» Exercise
Below are entries; tally how many lines hold the string "Häute" and answer with only that figure.

··· Records for the exercise ···

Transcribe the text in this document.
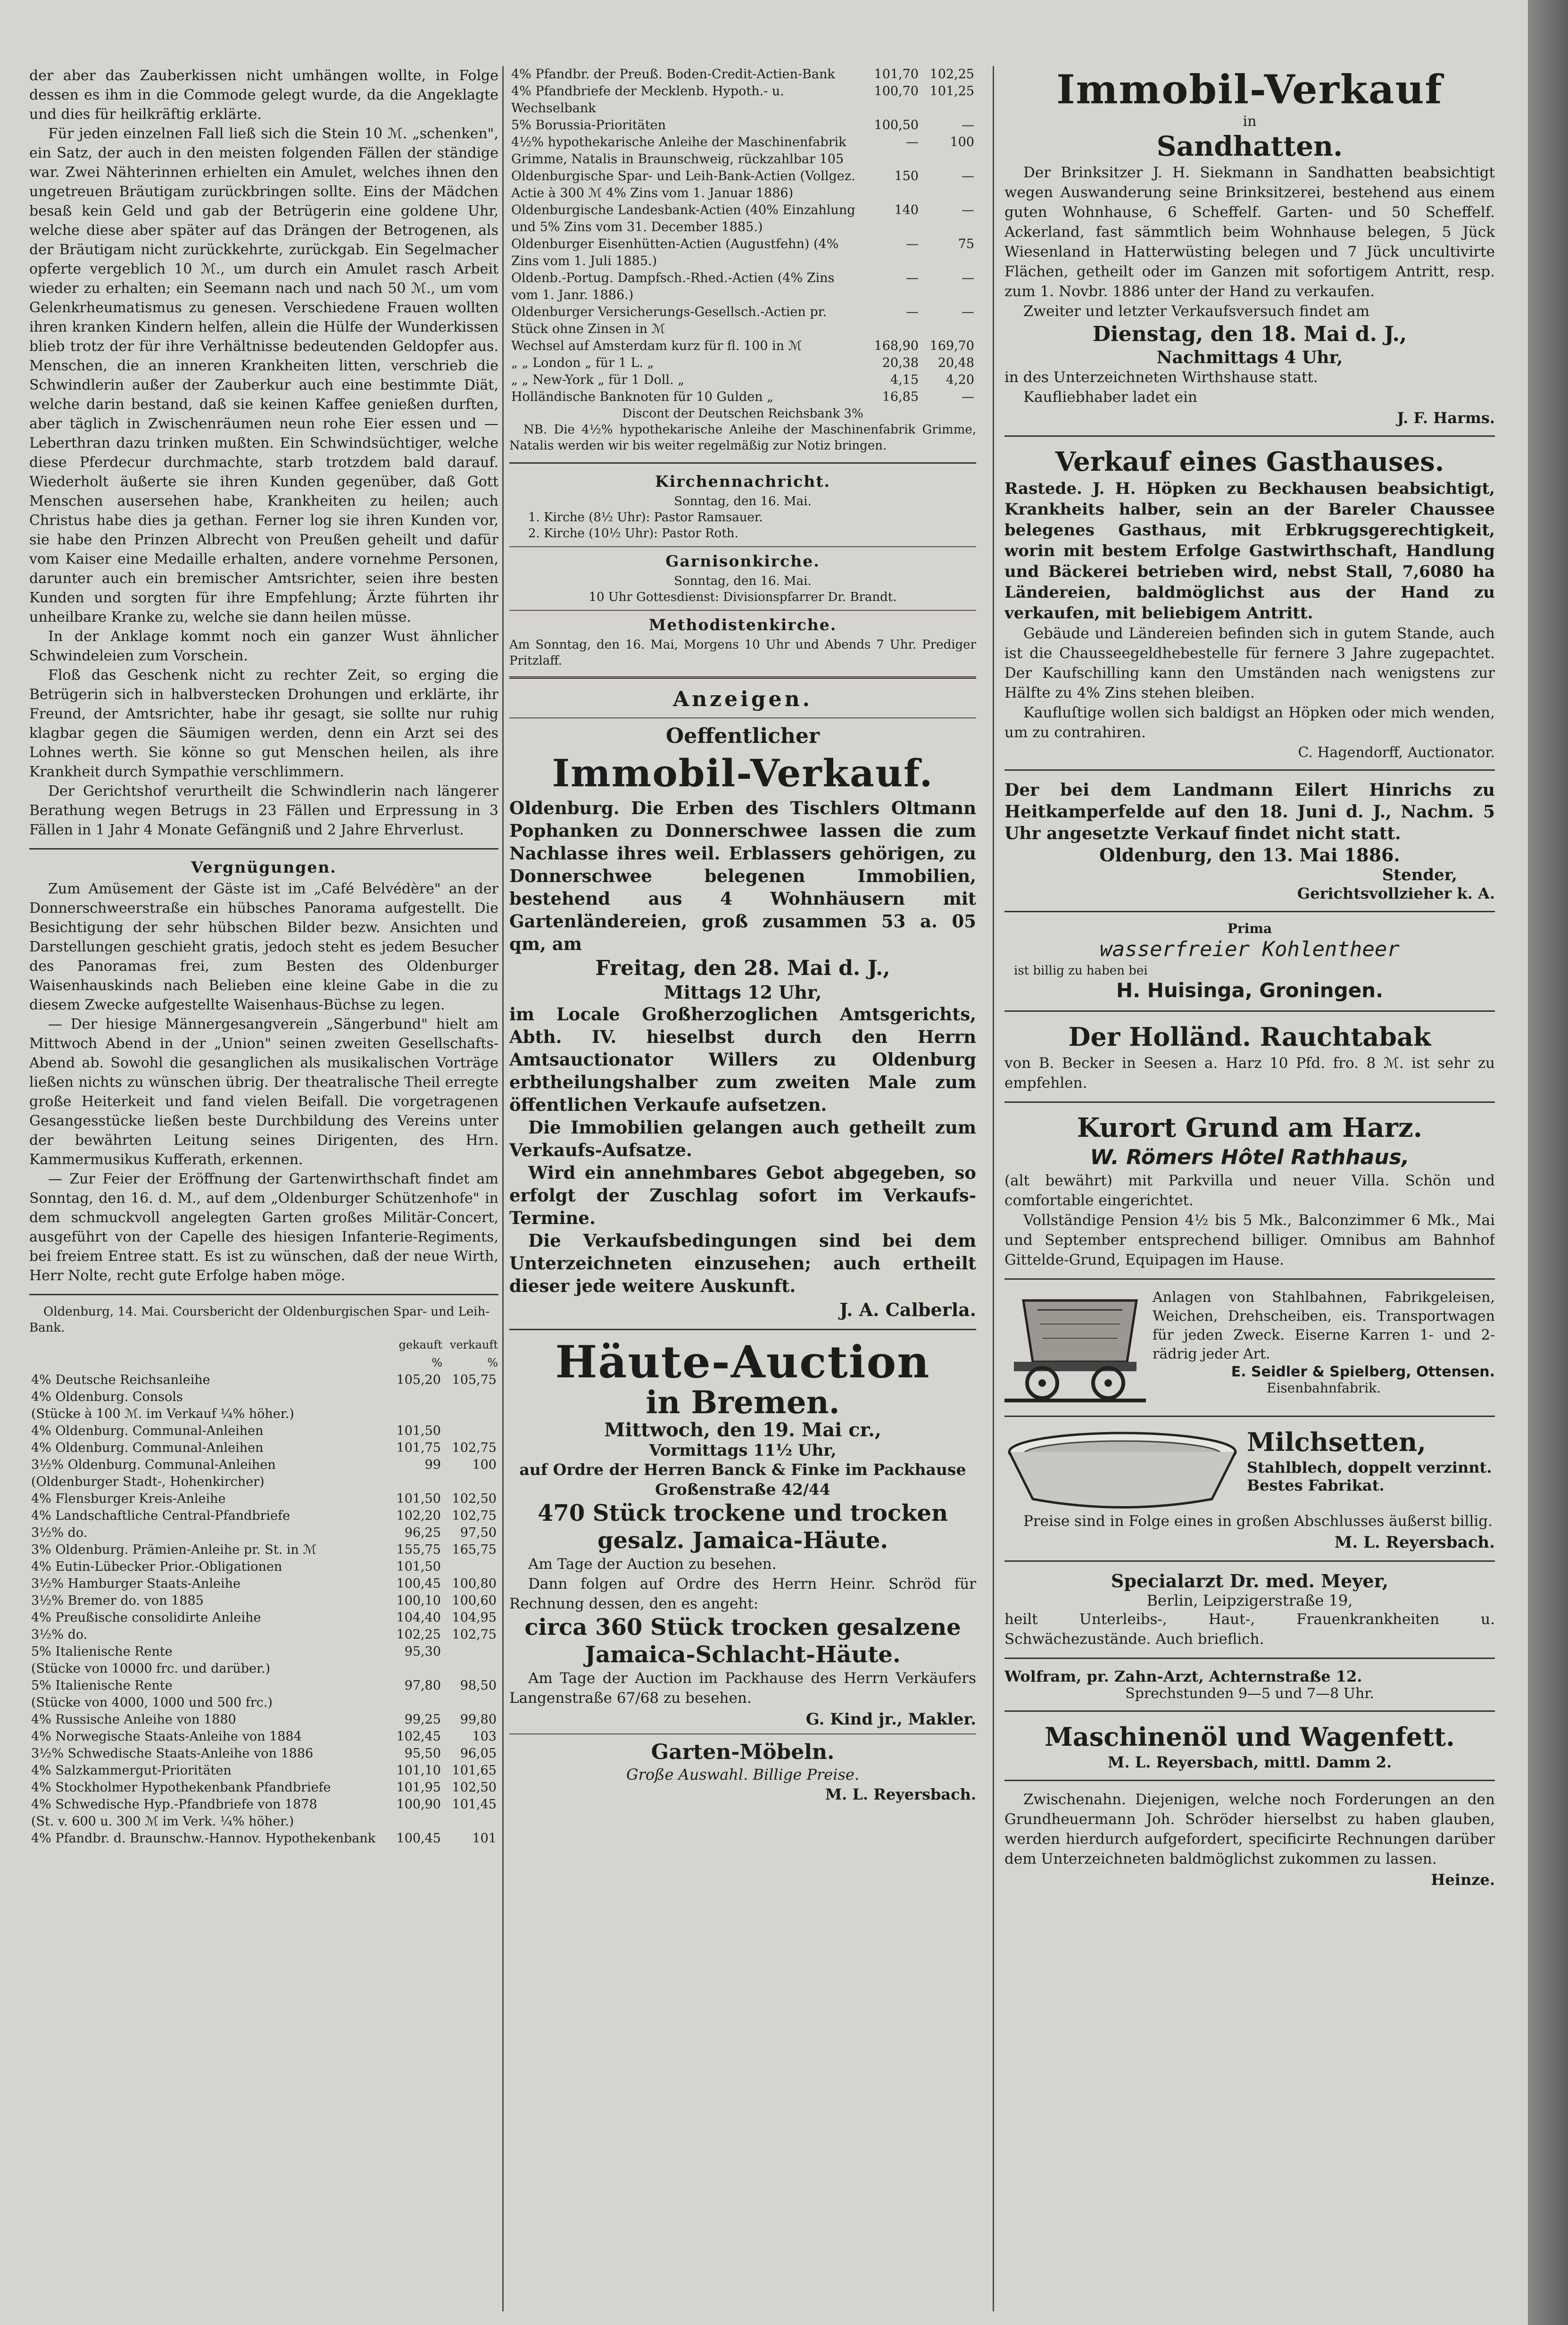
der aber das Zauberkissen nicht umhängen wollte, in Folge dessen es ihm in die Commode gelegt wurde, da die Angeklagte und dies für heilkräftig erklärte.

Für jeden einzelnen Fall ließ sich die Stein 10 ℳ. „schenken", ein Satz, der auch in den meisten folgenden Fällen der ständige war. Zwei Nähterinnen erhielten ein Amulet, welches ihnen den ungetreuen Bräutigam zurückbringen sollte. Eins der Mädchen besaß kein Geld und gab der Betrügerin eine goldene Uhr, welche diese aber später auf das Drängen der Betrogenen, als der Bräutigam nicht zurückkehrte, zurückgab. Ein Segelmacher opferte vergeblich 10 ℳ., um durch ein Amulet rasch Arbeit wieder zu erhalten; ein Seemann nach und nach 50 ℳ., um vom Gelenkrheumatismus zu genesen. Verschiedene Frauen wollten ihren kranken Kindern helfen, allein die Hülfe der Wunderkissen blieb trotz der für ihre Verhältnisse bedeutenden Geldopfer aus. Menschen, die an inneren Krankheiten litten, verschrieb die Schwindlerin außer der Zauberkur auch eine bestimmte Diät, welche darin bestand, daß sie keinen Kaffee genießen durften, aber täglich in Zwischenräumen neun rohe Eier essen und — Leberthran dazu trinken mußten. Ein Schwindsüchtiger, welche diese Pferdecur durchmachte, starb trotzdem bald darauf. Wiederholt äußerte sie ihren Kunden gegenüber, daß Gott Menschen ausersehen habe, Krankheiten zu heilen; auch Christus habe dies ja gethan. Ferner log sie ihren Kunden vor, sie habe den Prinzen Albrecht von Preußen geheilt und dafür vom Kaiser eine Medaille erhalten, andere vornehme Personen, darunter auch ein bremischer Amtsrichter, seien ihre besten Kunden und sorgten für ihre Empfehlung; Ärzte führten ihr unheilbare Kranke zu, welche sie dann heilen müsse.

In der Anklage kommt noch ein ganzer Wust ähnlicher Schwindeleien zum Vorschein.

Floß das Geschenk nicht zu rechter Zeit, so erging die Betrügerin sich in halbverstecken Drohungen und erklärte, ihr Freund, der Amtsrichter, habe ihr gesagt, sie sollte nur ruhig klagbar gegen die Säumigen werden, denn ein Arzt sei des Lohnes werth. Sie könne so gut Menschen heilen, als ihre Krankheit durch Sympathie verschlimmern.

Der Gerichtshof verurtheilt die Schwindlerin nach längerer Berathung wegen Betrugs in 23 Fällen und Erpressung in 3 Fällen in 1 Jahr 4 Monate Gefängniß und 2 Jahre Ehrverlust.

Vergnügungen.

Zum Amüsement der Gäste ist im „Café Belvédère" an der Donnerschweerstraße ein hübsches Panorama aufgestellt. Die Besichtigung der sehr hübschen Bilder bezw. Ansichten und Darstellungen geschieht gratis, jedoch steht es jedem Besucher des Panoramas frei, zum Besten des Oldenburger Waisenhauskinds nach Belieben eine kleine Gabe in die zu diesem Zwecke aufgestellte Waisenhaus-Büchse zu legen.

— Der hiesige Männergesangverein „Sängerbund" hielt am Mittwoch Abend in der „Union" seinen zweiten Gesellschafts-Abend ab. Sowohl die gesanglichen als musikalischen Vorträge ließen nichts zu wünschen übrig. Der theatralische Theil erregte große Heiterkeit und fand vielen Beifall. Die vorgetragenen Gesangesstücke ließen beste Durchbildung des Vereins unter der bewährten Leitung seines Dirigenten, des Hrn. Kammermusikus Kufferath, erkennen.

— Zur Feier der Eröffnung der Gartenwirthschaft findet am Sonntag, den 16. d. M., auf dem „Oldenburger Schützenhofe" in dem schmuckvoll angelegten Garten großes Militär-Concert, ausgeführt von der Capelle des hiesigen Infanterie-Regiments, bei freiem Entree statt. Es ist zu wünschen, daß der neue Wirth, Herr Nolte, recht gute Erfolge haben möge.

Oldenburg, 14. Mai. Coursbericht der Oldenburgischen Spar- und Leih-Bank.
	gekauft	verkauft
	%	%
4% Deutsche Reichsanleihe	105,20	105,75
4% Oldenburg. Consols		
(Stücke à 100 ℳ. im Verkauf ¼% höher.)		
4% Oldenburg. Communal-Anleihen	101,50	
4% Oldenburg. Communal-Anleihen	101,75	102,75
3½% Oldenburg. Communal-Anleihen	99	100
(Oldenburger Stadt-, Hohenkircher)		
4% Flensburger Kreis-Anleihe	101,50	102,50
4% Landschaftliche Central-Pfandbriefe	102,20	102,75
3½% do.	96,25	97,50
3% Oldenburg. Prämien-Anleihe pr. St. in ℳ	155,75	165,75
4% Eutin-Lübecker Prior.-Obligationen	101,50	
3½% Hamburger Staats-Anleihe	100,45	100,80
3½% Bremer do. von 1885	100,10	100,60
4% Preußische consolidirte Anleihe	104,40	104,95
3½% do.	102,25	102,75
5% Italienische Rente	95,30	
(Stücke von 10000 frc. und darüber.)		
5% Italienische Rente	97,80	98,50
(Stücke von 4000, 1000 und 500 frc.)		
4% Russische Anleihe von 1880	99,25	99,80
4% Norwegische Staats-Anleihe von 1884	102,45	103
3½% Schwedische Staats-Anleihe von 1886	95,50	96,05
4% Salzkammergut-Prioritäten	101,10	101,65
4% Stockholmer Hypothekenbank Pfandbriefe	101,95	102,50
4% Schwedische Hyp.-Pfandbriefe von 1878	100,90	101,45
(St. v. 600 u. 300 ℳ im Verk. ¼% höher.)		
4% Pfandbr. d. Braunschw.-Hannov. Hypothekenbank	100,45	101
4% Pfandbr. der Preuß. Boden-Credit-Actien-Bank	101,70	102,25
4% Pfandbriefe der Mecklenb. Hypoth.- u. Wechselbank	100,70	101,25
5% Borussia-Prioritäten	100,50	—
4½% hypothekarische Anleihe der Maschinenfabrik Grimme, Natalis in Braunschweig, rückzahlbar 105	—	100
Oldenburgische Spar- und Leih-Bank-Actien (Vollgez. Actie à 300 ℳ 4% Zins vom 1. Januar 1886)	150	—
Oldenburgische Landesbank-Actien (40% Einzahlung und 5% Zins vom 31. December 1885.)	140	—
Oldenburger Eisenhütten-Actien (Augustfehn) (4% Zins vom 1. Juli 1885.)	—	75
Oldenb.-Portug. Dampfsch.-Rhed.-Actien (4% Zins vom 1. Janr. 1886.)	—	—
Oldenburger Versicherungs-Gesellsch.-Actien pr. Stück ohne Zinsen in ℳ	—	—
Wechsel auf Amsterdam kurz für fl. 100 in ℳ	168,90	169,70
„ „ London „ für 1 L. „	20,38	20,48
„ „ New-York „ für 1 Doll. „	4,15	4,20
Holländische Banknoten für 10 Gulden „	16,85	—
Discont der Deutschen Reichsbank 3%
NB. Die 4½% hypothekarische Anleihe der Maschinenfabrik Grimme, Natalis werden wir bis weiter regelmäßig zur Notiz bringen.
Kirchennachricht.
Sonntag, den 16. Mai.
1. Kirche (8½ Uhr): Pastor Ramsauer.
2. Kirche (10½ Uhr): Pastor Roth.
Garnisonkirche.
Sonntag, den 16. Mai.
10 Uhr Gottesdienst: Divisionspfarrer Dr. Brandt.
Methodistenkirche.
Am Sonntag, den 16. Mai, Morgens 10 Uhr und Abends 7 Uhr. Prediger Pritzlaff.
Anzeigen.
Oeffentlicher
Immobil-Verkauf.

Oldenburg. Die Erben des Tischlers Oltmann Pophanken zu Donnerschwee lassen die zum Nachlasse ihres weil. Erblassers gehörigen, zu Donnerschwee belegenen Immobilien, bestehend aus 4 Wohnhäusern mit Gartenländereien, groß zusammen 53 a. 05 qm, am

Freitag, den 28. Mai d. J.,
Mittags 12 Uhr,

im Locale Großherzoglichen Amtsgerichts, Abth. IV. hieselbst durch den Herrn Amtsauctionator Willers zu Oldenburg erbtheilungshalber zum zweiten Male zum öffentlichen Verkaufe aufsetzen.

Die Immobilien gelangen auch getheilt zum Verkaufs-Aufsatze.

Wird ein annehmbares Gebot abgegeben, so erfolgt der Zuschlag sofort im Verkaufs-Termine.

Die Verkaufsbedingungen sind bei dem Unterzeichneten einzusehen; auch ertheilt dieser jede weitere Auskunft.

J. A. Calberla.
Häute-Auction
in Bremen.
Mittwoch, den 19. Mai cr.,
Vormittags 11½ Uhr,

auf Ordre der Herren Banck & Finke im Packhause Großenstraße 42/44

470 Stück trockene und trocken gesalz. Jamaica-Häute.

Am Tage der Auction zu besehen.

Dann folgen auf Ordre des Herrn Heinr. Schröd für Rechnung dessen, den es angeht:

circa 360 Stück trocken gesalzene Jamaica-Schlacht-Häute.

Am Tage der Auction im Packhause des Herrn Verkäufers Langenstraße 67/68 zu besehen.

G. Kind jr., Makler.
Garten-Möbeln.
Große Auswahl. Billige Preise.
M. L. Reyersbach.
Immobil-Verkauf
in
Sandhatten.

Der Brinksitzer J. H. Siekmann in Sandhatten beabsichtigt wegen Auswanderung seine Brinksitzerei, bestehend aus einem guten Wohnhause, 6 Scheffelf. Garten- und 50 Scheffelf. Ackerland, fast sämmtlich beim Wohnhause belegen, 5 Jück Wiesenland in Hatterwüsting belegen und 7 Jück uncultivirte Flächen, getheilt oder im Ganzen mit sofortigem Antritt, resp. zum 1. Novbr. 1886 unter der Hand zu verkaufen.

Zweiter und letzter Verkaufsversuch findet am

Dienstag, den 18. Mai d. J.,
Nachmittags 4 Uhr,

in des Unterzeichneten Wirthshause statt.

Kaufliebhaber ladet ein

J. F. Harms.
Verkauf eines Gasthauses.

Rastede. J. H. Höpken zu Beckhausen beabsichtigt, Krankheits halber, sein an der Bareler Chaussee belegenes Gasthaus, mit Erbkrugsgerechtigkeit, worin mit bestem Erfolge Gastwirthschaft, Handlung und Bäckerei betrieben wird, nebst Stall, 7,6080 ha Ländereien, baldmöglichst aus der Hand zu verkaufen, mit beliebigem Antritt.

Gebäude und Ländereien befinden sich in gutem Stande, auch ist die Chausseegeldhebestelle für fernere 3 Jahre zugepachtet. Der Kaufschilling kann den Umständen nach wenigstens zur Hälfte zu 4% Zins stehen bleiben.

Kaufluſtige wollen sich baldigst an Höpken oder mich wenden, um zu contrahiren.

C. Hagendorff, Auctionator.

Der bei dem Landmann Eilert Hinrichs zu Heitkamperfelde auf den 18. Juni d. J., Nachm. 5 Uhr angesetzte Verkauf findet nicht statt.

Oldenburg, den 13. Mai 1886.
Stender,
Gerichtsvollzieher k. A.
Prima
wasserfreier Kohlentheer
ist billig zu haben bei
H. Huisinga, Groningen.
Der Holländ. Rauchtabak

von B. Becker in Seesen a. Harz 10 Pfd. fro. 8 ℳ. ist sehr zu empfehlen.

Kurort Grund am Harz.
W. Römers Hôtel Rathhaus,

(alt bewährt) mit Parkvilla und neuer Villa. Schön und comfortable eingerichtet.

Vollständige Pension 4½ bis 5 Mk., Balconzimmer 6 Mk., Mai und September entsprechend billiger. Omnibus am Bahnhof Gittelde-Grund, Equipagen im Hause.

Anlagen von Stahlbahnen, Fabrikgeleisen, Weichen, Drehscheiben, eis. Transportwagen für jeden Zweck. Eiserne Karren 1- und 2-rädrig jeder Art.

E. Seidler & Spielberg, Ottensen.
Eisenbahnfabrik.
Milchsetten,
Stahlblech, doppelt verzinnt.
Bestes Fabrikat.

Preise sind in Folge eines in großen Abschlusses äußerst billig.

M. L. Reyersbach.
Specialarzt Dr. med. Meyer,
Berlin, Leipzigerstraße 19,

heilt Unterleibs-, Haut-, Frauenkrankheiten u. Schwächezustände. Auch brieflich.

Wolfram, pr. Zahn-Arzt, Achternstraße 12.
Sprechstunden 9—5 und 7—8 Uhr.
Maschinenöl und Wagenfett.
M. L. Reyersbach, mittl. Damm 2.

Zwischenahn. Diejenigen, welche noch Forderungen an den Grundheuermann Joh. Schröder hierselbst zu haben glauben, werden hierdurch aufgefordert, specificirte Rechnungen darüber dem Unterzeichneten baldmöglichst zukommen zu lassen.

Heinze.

···

» Solution
3